**** Entries shown
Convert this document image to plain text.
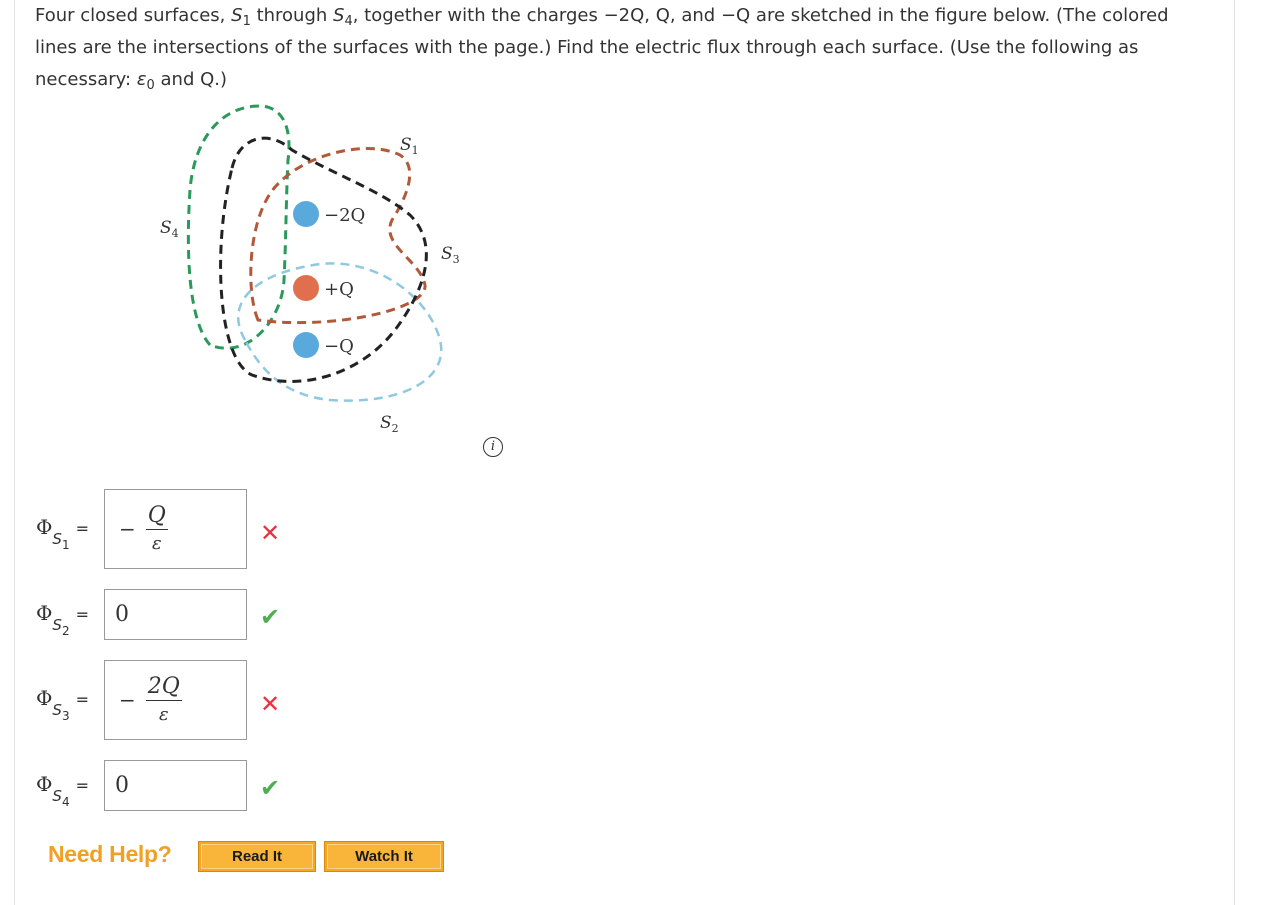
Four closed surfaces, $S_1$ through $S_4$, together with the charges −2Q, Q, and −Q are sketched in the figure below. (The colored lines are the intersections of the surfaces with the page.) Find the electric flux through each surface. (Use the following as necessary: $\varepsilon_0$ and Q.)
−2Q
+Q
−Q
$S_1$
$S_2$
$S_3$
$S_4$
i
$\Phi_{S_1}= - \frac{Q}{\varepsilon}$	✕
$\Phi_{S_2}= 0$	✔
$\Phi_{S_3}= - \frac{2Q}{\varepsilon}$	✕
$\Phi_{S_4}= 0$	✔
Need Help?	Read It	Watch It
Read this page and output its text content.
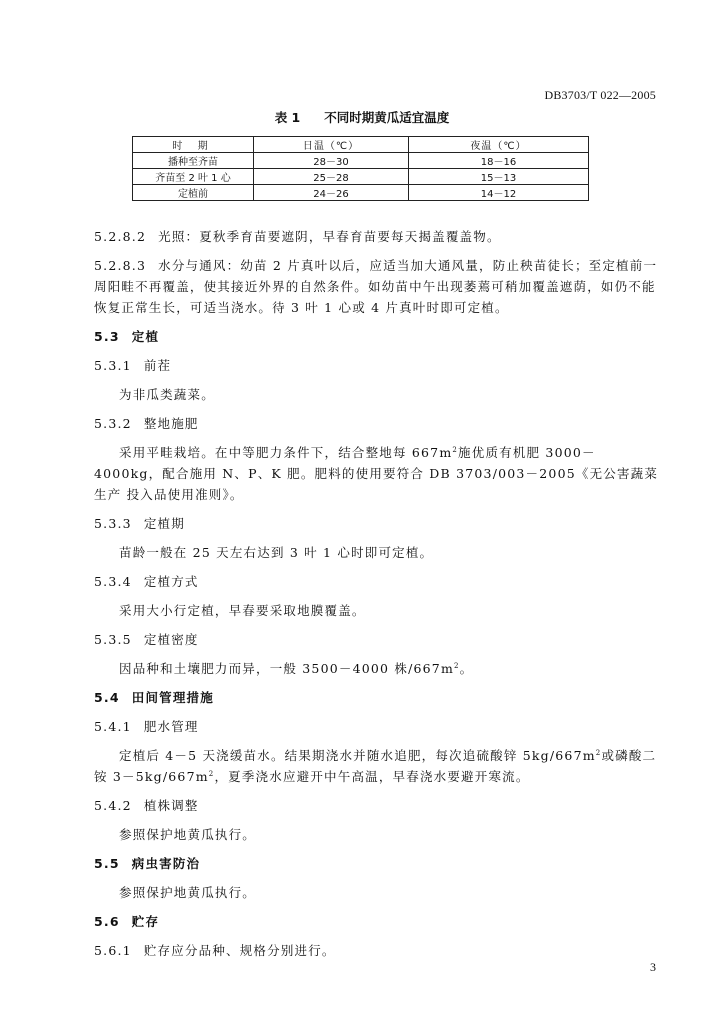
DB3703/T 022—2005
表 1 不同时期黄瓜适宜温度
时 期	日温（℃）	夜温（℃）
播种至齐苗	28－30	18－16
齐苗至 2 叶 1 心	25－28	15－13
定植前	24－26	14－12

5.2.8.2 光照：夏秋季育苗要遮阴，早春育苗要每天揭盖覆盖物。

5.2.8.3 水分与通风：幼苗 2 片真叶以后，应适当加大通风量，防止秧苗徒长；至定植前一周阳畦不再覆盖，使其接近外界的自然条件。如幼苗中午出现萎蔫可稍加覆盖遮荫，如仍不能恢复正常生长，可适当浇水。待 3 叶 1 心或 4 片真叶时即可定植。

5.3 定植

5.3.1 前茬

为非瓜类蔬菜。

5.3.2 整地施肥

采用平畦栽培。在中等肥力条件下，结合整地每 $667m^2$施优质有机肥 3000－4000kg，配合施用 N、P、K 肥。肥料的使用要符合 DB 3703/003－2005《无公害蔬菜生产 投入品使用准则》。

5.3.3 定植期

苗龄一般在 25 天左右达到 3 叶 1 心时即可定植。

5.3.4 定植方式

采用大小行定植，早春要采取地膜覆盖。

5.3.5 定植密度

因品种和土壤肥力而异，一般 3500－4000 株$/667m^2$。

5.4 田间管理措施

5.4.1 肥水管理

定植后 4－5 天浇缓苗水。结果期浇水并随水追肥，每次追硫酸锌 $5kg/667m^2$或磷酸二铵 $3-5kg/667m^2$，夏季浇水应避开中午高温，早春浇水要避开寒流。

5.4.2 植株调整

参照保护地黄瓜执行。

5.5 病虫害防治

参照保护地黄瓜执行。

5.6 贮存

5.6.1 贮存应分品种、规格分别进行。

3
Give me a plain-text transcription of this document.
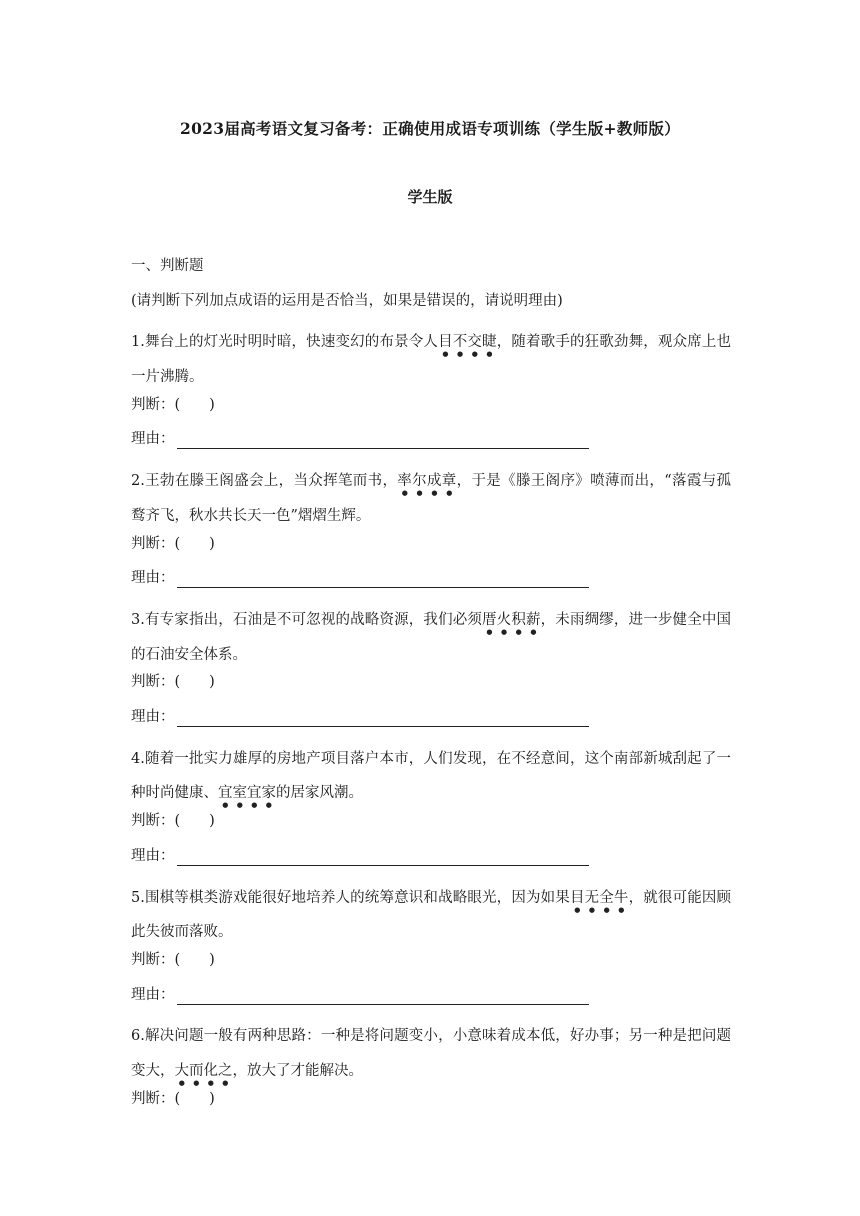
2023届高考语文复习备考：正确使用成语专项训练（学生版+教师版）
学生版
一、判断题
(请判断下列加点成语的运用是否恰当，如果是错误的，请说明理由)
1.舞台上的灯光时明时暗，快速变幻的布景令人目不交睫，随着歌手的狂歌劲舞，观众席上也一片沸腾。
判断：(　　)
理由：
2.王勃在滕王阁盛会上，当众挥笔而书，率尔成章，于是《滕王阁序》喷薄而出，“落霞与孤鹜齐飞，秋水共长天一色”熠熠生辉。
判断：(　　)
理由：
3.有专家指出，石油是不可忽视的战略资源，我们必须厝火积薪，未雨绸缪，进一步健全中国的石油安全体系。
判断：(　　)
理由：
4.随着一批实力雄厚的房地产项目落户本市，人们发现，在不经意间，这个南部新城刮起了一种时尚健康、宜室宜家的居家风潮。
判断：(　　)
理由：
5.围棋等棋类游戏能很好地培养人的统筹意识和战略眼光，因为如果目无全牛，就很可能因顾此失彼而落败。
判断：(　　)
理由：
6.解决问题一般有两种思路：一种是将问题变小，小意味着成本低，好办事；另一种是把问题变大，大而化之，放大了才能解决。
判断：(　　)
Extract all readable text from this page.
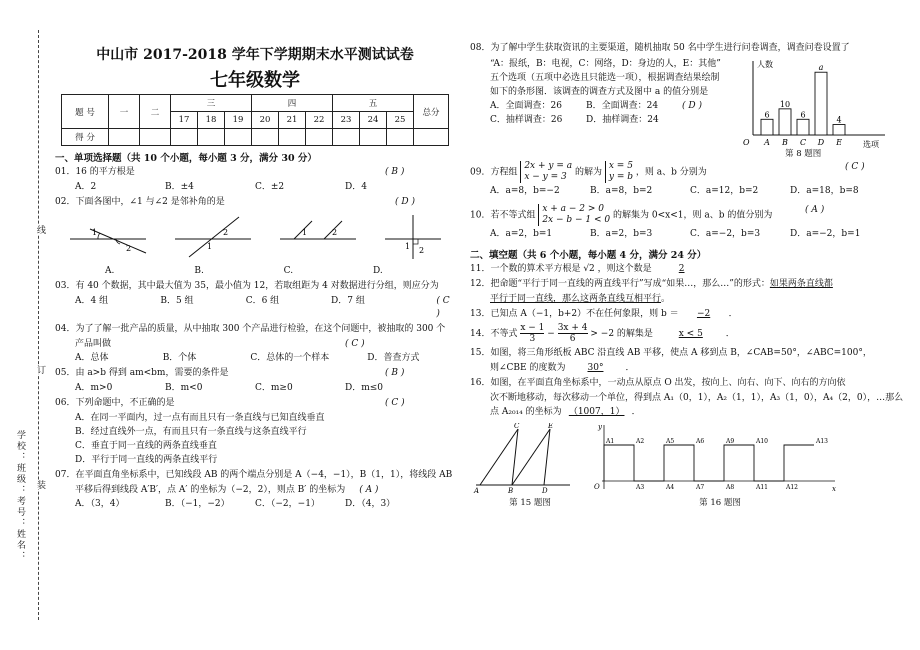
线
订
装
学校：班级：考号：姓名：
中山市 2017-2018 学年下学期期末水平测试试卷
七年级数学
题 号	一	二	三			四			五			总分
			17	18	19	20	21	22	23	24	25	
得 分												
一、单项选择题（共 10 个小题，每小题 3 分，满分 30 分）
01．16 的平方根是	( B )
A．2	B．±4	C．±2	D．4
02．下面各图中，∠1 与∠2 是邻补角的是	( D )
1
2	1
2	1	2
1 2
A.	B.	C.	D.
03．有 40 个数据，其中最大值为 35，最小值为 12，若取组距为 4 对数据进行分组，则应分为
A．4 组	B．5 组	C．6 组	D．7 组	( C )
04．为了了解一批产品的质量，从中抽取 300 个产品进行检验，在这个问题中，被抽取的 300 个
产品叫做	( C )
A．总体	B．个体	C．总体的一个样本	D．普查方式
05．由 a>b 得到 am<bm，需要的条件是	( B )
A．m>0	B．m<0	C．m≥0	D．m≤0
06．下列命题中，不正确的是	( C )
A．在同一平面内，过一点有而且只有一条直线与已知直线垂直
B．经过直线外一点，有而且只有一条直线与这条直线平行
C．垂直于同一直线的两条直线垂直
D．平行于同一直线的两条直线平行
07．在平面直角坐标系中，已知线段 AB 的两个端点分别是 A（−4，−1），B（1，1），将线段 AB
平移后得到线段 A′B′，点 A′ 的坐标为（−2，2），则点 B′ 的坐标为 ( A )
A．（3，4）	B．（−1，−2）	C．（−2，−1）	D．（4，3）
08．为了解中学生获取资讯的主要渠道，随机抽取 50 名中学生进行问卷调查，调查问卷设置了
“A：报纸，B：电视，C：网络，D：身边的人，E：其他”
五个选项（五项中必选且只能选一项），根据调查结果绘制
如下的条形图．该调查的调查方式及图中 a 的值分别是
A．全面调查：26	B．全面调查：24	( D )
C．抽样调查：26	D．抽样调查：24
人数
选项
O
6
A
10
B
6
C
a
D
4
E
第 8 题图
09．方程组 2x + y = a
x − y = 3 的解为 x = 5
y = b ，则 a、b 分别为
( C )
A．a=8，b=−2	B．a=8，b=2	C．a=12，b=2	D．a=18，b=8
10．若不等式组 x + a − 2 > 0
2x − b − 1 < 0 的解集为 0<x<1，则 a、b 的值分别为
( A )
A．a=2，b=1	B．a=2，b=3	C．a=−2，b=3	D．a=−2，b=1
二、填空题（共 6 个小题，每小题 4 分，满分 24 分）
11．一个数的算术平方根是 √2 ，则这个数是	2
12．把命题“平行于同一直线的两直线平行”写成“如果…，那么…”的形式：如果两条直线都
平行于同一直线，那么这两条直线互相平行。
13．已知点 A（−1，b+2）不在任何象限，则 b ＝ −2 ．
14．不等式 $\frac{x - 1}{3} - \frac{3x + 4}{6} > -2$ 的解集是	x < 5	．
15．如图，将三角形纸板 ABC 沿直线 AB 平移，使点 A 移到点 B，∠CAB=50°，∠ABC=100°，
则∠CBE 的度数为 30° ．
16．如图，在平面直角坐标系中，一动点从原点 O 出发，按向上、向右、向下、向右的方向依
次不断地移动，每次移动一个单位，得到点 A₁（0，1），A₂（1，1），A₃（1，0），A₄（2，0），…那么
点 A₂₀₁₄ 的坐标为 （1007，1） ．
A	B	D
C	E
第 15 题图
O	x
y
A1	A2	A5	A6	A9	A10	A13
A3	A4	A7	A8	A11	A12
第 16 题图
********
▸ **What to produce**: Every entry must be transcribed exactly. Pictures do not belong in the copy.

▸ **In response**:
Convert this document image to plain text.
Four closed surfaces, $S_1$ through $S_4$, together with the charges −2Q, Q, and −Q are sketched in the figure below. (The colored lines are the intersections of the surfaces with the page.) Find the electric flux through each surface. (Use the following as necessary: $\varepsilon_0$ and Q.)
−2Q
+Q
−Q
$S_1$
$S_2$
$S_3$
$S_4$
i
$\Phi_{S_1}= - \frac{Q}{\varepsilon}$	✕
$\Phi_{S_2}= 0$	✔
$\Phi_{S_3}= - \frac{2Q}{\varepsilon}$	✕
$\Phi_{S_4}= 0$	✔
Need Help?	Read It	Watch It
Read this page and output its text content.
DB3703/T 022—2005
表 1 不同时期黄瓜适宜温度
时 期	日温（℃）	夜温（℃）
播种至齐苗	28－30	18－16
齐苗至 2 叶 1 心	25－28	15－13
定植前	24－26	14－12

5.2.8.2 光照：夏秋季育苗要遮阴，早春育苗要每天揭盖覆盖物。

5.2.8.3 水分与通风：幼苗 2 片真叶以后，应适当加大通风量，防止秧苗徒长；至定植前一周阳畦不再覆盖，使其接近外界的自然条件。如幼苗中午出现萎蔫可稍加覆盖遮荫，如仍不能恢复正常生长，可适当浇水。待 3 叶 1 心或 4 片真叶时即可定植。

5.3 定植

5.3.1 前茬

为非瓜类蔬菜。

5.3.2 整地施肥

采用平畦栽培。在中等肥力条件下，结合整地每 $667m^2$施优质有机肥 3000－4000kg，配合施用 N、P、K 肥。肥料的使用要符合 DB 3703/003－2005《无公害蔬菜生产 投入品使用准则》。

5.3.3 定植期

苗龄一般在 25 天左右达到 3 叶 1 心时即可定植。

5.3.4 定植方式

采用大小行定植，早春要采取地膜覆盖。

5.3.5 定植密度

因品种和土壤肥力而异，一般 3500－4000 株$/667m^2$。

5.4 田间管理措施

5.4.1 肥水管理

定植后 4－5 天浇缓苗水。结果期浇水并随水追肥，每次追硫酸锌 $5kg/667m^2$或磷酸二铵 $3-5kg/667m^2$，夏季浇水应避开中午高温，早春浇水要避开寒流。

5.4.2 植株调整

参照保护地黄瓜执行。

5.5 病虫害防治

参照保护地黄瓜执行。

5.6 贮存

5.6.1 贮存应分品种、规格分别进行。

3
Give me a plain-text transcription of this document.
2023届高考语文复习备考：正确使用成语专项训练（学生版+教师版）
学生版
一、判断题
(请判断下列加点成语的运用是否恰当，如果是错误的，请说明理由)
1.舞台上的灯光时明时暗，快速变幻的布景令人目不交睫，随着歌手的狂歌劲舞，观众席上也一片沸腾。
判断：(　　)
理由：
2.王勃在滕王阁盛会上，当众挥笔而书，率尔成章，于是《滕王阁序》喷薄而出，“落霞与孤鹜齐飞，秋水共长天一色”熠熠生辉。
判断：(　　)
理由：
3.有专家指出，石油是不可忽视的战略资源，我们必须厝火积薪，未雨绸缪，进一步健全中国的石油安全体系。
判断：(　　)
理由：
4.随着一批实力雄厚的房地产项目落户本市，人们发现，在不经意间，这个南部新城刮起了一种时尚健康、宜室宜家的居家风潮。
判断：(　　)
理由：
5.围棋等棋类游戏能很好地培养人的统筹意识和战略眼光，因为如果目无全牛，就很可能因顾此失彼而落败。
判断：(　　)
理由：
6.解决问题一般有两种思路：一种是将问题变小，小意味着成本低，好办事；另一种是把问题变大，大而化之，放大了才能解决。
判断：(　　)
Extract all readable text from this page.
线
订
装
学校：班级：考号：姓名：
中山市 2017-2018 学年下学期期末水平测试试卷
七年级数学
题 号	一	二	三			四			五			总分
			17	18	19	20	21	22	23	24	25	
得 分												
一、单项选择题（共 10 个小题，每小题 3 分，满分 30 分）
01．16 的平方根是	( B )
A．2	B．±4	C．±2	D．4
02．下面各图中，∠1 与∠2 是邻补角的是	( D )
1
2	1
2	1	2
1 2
A.	B.	C.	D.
03．有 40 个数据，其中最大值为 35，最小值为 12，若取组距为 4 对数据进行分组，则应分为
A．4 组	B．5 组	C．6 组	D．7 组	( C )
04．为了了解一批产品的质量，从中抽取 300 个产品进行检验，在这个问题中，被抽取的 300 个
产品叫做	( C )
A．总体	B．个体	C．总体的一个样本	D．普查方式
05．由 a>b 得到 am<bm，需要的条件是	( B )
A．m>0	B．m<0	C．m≥0	D．m≤0
06．下列命题中，不正确的是	( C )
A．在同一平面内，过一点有而且只有一条直线与已知直线垂直
B．经过直线外一点，有而且只有一条直线与这条直线平行
C．垂直于同一直线的两条直线垂直
D．平行于同一直线的两条直线平行
07．在平面直角坐标系中，已知线段 AB 的两个端点分别是 A（−4，−1），B（1，1），将线段 AB
平移后得到线段 A′B′，点 A′ 的坐标为（−2，2），则点 B′ 的坐标为 ( A )
A．（3，4）	B．（−1，−2）	C．（−2，−1）	D．（4，3）
08．为了解中学生获取资讯的主要渠道，随机抽取 50 名中学生进行问卷调查，调查问卷设置了
“A：报纸，B：电视，C：网络，D：身边的人，E：其他”
五个选项（五项中必选且只能选一项），根据调查结果绘制
如下的条形图．该调查的调查方式及图中 a 的值分别是
A．全面调查：26	B．全面调查：24	( D )
C．抽样调查：26	D．抽样调查：24
人数
选项
O
6
A
10
B
6
C
a
D
4
E
第 8 题图
09．方程组 2x + y = a
x − y = 3 的解为 x = 5
y = b ，则 a、b 分别为
( C )
A．a=8，b=−2	B．a=8，b=2	C．a=12，b=2	D．a=18，b=8
10．若不等式组 x + a − 2 > 0
2x − b − 1 < 0 的解集为 0<x<1，则 a、b 的值分别为
( A )
A．a=2，b=1	B．a=2，b=3	C．a=−2，b=3	D．a=−2，b=1
二、填空题（共 6 个小题，每小题 4 分，满分 24 分）
11．一个数的算术平方根是 √2 ，则这个数是	2
12．把命题“平行于同一直线的两直线平行”写成“如果…，那么…”的形式：如果两条直线都
平行于同一直线，那么这两条直线互相平行。
13．已知点 A（−1，b+2）不在任何象限，则 b ＝ −2 ．
14．不等式 $\frac{x - 1}{3} - \frac{3x + 4}{6} > -2$ 的解集是	x < 5	．
15．如图，将三角形纸板 ABC 沿直线 AB 平移，使点 A 移到点 B，∠CAB=50°，∠ABC=100°，
则∠CBE 的度数为 30° ．
16．如图，在平面直角坐标系中，一动点从原点 O 出发，按向上、向右、向下、向右的方向依
次不断地移动，每次移动一个单位，得到点 A₁（0，1），A₂（1，1），A₃（1，0），A₄（2，0），…那么
点 A₂₀₁₄ 的坐标为 （1007，1） ．
A	B	D
C	E
第 15 题图
O	x
y
A1	A2	A5	A6	A9	A10	A13
A3	A4	A7	A8	A11	A12
第 16 题图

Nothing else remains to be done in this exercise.